TEXTO.
Desde a carta de Carabobo (2001), o Conselho Andino de Ministros de Relações Exteriores recebeu o encargo de formular uma Carta sobre os Direitos Humanos, com inspiração na Declaração Sociolaboral do MERCOSUL e os correspondentes documentos da União Européia, o que ainda não ocorreu. Entretanto um dos pontos de maior preocupação tem sido o referente às questões migratórias, assunto por sinal debatido na Primeira Reunião de Ministros de Trabalho do MERCOSUL e da CAN (Santa Cruz de la Sierra, outubro de 2000), mas têm ocorrido episódios que mostram estar a realidade ainda longe dos propósitos de facilitar a livre movimentação das pessoas (inclusive para efeitos laborais).

Um último destaque deve ser dado à instituição de dois mecanismos de participação: o Conselho Consultivo Empresarial Andino (CCEA) e o Conselho Consultivo Laboral Andino (CCLA), integrados por representantes de organizações de empresários e de trabalhadores, respectivamente, o que parece ser uma concepção mais promissora do que a do Fórum Consultivo Econômico e Social do MERCOSUL. (OIT, 2000)

Comunidade e Mercado Comum do Caribe (CARICOM)

O processo de integração dessa região tem origem remota no ano de 1958 e culminou, até o presente, com o Tratado de Chaguaramas, de 1973, que concretizou a Comunidade e Mercado Comum do Caribe, a CARICOM. A CARICOM foi conformada para reunir os seguintes doze países do Caribe: Antígua; Barbados; Belice; Dominica; Granada; Guyana; Jamaica; Montserrat; St. Kitts-Nevis-Anguilla; St. Lucia; St. Vincent; Trinidad y Tobago. Mas poderá integrá-la qualquer outro Estado caribenho que, na opinião da Conferência de Chefes de Estado prevista no Tratado que estabelece a Comunidade do Caribe, esteja em condições e disposto a exercer direitos e assumir as obrigações de membro previstas no mesmo Tratado (já são associados: Anguilla, Ilhas Virgens Britânicas e Ilhas Turks e Caicos).

MATERIAIS FORNECIDOS.
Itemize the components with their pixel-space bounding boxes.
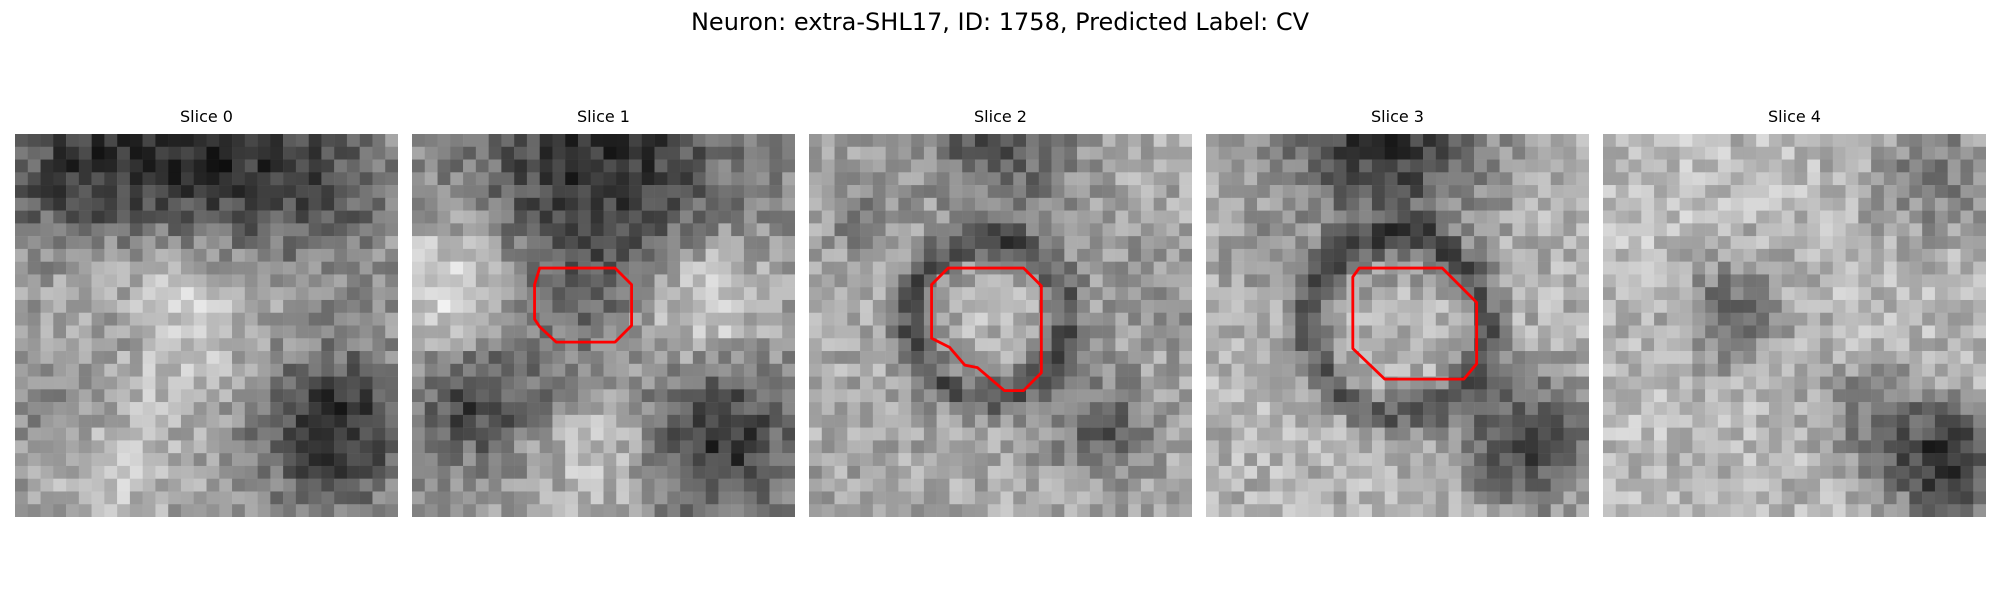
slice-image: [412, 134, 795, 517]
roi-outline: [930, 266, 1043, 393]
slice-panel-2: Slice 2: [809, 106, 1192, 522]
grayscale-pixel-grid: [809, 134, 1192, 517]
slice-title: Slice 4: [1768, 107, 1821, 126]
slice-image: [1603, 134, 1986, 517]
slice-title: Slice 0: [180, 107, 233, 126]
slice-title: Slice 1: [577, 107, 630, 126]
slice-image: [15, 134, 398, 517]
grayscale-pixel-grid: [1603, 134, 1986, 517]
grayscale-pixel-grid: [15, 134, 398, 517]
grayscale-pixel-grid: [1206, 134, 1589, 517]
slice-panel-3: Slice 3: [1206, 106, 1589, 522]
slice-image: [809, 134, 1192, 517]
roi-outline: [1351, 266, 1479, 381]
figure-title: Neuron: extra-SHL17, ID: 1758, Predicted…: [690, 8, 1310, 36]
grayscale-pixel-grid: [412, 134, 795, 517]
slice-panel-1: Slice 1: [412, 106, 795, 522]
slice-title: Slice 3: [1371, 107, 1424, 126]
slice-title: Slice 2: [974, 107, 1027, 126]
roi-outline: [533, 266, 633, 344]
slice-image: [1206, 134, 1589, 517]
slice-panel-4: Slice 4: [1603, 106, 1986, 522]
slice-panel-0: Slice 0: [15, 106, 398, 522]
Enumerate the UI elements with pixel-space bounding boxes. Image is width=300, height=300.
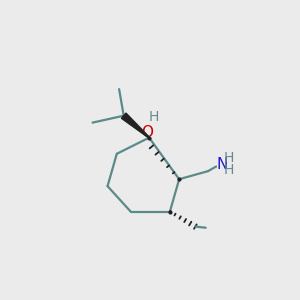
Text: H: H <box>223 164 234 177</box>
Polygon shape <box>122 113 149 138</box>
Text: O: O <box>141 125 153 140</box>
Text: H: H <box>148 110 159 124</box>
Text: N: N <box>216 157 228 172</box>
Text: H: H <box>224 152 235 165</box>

OBJETIVO DECLARADO 1. Enumere os territórios que, conforme o texto sobre integração regional, já figuram como associados à CARICOM.
OBJETIVO DECLARADO 2. Reproduza fielmente as linhas dos registros desde a que contém "Text: H: H <box>223 164 234 177</box>" até o final dos registros, incluindo ambas as extremidades.
O texto e os registros não guardam relação entre si.

RESPOSTA DO EXERCÍCIO 1. Anguilla; Ilhas Virgens Britânicas; Ilhas Turks e Caicos.

RESPOSTA DO EXERCÍCIO 2.
Text: H: H <box>223 164 234 177</box>
Polygon shape <box>122 113 149 138</box>
Text: O: O <box>141 125 153 140</box>
Text: H: H <box>148 110 159 124</box>
Text: N: N <box>216 157 228 172</box>
Text: H: H <box>224 152 235 165</box>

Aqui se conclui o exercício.